- _MATERIAL FOR THIS TASK_:
+++

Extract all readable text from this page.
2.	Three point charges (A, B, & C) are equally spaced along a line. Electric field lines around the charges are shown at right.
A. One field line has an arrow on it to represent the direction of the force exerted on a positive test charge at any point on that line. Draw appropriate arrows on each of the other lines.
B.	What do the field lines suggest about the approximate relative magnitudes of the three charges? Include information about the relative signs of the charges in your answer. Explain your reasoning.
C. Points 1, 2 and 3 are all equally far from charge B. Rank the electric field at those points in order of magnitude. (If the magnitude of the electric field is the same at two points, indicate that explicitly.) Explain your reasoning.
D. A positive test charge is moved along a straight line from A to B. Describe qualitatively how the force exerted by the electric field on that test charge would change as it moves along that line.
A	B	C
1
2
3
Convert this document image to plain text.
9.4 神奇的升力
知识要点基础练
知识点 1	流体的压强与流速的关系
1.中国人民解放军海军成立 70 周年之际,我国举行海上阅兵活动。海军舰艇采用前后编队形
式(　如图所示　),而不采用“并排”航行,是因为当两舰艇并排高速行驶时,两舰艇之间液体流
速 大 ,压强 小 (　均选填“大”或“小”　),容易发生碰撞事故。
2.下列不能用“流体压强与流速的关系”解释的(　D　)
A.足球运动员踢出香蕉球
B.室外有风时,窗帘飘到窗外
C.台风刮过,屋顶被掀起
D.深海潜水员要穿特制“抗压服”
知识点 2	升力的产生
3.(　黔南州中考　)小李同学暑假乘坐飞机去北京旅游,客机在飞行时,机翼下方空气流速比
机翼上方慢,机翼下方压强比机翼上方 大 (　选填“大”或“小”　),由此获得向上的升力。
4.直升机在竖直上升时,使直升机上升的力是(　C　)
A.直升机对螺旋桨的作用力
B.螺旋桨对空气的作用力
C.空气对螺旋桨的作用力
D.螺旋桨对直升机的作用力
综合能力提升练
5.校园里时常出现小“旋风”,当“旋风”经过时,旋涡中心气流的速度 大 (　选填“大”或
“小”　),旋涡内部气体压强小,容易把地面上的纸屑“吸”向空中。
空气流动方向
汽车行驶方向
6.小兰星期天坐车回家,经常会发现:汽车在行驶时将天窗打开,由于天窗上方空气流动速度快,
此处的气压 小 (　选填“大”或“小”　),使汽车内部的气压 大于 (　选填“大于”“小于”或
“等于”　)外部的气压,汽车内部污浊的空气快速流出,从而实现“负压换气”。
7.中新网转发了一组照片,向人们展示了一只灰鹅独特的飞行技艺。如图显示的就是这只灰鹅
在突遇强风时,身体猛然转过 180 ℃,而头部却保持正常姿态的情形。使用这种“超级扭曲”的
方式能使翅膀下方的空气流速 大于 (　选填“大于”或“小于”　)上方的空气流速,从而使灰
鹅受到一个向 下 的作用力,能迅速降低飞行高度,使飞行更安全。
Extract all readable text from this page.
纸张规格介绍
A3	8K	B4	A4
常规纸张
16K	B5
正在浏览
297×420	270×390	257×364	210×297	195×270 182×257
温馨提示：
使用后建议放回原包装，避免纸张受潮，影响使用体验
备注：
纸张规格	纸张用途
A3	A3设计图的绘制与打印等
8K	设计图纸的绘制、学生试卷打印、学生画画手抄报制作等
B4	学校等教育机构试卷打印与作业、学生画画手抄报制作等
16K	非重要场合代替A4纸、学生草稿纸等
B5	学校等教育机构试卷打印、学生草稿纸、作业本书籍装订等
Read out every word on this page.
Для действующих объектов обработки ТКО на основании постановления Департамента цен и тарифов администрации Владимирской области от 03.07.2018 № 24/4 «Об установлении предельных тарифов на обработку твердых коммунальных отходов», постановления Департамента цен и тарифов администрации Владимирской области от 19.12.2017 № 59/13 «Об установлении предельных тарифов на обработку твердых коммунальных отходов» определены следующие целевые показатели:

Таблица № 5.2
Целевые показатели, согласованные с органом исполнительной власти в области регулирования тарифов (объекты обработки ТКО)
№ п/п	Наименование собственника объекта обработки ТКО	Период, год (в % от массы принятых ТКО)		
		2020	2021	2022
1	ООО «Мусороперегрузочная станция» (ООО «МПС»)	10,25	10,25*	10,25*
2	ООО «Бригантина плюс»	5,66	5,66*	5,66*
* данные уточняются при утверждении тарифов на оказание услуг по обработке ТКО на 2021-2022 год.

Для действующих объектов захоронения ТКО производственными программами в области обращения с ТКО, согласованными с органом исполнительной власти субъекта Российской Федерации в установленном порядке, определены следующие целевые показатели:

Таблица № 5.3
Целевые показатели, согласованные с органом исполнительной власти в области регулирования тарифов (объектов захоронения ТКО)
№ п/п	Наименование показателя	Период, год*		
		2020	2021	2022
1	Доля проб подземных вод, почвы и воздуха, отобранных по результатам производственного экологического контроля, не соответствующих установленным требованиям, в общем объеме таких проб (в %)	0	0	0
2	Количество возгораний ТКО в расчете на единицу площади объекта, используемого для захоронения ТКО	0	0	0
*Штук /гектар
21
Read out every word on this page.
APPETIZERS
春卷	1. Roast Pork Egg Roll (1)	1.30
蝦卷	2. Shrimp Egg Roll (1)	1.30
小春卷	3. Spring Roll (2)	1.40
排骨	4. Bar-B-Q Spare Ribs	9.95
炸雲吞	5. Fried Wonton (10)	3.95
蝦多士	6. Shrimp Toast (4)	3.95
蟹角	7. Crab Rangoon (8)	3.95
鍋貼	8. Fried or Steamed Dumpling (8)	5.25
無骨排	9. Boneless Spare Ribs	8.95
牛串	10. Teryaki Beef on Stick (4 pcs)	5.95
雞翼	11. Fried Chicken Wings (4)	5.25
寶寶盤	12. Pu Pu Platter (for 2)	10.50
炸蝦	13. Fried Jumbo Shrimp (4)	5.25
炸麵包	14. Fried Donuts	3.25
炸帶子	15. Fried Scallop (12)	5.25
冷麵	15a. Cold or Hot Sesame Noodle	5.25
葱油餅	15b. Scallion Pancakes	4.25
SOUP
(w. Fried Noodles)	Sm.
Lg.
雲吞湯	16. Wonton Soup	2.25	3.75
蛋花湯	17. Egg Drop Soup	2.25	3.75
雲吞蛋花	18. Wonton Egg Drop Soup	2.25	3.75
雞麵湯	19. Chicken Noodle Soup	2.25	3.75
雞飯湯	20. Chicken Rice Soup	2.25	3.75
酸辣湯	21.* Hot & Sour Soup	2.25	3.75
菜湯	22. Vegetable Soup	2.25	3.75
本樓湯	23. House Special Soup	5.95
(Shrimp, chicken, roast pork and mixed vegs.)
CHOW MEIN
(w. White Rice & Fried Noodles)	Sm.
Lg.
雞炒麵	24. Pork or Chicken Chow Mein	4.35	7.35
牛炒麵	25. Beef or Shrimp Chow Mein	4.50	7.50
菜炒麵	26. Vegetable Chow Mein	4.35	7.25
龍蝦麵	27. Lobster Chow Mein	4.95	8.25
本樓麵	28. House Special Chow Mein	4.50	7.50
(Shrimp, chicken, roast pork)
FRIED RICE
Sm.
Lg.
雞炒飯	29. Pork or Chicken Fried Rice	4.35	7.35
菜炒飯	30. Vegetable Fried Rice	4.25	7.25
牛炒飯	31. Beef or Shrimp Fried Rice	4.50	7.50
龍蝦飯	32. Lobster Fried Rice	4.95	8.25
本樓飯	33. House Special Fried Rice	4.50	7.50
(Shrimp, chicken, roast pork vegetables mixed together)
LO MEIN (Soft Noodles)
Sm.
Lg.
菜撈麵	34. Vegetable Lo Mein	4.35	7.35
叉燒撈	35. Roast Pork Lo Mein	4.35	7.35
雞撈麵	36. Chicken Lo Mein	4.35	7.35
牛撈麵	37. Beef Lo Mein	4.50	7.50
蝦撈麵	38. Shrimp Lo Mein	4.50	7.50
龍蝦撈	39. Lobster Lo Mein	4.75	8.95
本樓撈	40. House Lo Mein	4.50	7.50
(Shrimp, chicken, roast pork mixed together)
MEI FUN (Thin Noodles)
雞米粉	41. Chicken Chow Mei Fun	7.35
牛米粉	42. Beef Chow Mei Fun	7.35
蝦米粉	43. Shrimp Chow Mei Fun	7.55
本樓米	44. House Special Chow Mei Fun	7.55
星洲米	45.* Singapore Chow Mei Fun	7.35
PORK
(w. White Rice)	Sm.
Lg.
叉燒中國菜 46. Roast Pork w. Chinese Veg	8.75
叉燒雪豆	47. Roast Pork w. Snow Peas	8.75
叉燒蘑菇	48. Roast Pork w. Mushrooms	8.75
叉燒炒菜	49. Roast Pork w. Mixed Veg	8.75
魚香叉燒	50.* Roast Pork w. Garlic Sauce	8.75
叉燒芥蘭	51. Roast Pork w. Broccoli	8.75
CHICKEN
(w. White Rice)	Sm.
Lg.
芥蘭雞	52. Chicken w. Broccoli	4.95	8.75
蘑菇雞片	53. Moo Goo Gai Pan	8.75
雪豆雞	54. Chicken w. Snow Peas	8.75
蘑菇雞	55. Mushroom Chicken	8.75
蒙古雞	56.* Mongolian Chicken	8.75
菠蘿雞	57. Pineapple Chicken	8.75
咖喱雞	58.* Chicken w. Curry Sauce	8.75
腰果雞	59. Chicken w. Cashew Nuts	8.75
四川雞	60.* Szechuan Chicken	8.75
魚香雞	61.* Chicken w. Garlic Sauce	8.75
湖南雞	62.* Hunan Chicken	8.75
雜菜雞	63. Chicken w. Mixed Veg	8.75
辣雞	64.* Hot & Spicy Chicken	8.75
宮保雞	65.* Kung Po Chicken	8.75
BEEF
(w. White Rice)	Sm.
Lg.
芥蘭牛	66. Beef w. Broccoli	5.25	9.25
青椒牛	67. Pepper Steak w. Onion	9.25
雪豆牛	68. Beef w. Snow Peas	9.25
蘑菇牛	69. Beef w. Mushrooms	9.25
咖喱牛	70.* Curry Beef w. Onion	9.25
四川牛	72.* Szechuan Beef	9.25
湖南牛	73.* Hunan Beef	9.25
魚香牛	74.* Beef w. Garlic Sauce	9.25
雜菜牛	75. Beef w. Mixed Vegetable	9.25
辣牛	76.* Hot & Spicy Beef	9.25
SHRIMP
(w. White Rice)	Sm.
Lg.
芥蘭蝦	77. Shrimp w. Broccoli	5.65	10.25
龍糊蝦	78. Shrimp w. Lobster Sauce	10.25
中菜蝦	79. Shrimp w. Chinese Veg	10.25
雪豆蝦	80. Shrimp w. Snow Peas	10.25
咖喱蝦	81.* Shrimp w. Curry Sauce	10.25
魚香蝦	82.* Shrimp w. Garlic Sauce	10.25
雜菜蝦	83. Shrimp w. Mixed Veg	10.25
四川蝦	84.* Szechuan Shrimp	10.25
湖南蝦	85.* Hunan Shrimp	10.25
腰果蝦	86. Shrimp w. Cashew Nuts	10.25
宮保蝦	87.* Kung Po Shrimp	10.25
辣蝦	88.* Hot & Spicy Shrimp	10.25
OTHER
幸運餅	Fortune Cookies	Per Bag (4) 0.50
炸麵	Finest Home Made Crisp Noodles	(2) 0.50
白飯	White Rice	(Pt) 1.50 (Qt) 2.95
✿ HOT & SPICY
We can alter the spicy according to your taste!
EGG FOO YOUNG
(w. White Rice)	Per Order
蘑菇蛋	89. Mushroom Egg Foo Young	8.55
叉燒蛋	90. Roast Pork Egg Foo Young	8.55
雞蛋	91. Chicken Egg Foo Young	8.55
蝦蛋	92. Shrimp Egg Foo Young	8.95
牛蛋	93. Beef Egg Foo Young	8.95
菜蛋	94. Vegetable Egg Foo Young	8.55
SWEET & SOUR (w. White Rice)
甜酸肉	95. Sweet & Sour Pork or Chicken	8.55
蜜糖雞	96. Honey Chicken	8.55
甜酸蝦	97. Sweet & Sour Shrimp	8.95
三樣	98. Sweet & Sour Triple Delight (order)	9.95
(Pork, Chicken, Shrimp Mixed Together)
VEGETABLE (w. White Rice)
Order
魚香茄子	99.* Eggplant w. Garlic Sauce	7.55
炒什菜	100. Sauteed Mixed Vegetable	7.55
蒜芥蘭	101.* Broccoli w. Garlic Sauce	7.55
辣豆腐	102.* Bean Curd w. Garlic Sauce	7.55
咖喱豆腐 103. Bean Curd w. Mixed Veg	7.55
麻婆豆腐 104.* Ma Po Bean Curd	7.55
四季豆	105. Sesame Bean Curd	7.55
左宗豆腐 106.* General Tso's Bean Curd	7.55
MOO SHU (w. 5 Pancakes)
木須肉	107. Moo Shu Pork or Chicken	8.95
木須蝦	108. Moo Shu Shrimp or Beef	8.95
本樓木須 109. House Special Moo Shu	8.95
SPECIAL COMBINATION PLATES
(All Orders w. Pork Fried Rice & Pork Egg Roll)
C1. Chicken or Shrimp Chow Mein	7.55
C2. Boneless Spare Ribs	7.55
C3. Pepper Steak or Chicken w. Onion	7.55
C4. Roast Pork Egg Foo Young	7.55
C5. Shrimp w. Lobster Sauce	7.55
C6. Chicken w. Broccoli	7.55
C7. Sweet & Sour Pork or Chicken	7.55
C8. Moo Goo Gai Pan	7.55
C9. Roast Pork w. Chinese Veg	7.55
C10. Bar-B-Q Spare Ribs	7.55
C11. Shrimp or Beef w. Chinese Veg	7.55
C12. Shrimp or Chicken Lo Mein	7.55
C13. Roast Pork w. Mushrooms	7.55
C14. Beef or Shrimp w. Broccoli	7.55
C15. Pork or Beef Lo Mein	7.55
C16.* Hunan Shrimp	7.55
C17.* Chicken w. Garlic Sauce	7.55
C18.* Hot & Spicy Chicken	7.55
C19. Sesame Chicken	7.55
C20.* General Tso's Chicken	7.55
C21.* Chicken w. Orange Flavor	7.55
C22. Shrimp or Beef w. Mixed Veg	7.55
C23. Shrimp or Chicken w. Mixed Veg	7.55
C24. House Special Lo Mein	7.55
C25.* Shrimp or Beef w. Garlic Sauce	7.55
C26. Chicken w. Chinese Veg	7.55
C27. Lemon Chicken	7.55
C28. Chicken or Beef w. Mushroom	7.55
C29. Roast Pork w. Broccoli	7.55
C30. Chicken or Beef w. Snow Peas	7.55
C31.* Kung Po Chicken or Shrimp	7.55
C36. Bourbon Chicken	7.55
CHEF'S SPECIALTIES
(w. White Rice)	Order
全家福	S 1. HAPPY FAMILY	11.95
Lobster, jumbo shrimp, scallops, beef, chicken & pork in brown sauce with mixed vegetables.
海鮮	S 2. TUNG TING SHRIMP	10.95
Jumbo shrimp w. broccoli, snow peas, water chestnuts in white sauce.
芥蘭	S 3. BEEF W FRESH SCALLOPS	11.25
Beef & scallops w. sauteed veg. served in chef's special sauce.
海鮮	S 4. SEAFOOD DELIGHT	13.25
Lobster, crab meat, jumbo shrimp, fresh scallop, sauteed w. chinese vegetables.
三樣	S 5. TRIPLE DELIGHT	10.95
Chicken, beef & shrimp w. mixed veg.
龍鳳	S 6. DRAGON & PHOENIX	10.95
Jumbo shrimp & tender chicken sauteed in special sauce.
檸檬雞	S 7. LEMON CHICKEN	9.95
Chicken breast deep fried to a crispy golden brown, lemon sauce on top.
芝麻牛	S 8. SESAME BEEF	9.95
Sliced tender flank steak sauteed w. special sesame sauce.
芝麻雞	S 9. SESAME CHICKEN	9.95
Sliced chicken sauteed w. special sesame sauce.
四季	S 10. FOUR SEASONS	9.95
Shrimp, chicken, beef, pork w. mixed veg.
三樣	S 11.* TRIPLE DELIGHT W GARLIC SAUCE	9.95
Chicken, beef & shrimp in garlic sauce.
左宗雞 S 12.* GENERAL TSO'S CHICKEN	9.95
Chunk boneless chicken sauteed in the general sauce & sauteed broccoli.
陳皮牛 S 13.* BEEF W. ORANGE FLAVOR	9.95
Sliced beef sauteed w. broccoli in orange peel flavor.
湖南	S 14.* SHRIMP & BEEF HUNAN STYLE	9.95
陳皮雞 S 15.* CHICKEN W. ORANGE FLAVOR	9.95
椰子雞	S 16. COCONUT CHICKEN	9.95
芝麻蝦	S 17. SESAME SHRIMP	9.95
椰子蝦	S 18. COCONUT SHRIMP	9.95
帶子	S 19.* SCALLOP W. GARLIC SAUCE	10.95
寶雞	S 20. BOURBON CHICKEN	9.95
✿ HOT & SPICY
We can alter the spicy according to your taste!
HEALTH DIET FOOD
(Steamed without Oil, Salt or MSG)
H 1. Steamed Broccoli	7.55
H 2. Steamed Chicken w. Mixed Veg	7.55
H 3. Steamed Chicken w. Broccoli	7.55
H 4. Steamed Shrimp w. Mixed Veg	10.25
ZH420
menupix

+++

- _WHAT YOU NEED TO DO_:
Select every line in the records above that contains the word "Ribs".

- _CORRECT RESPONSE_:
排骨	4. Bar-B-Q Spare Ribs	9.95
無骨排	9. Boneless Spare Ribs	8.95
C2. Boneless Spare Ribs	7.55
C10. Bar-B-Q Spare Ribs	7.55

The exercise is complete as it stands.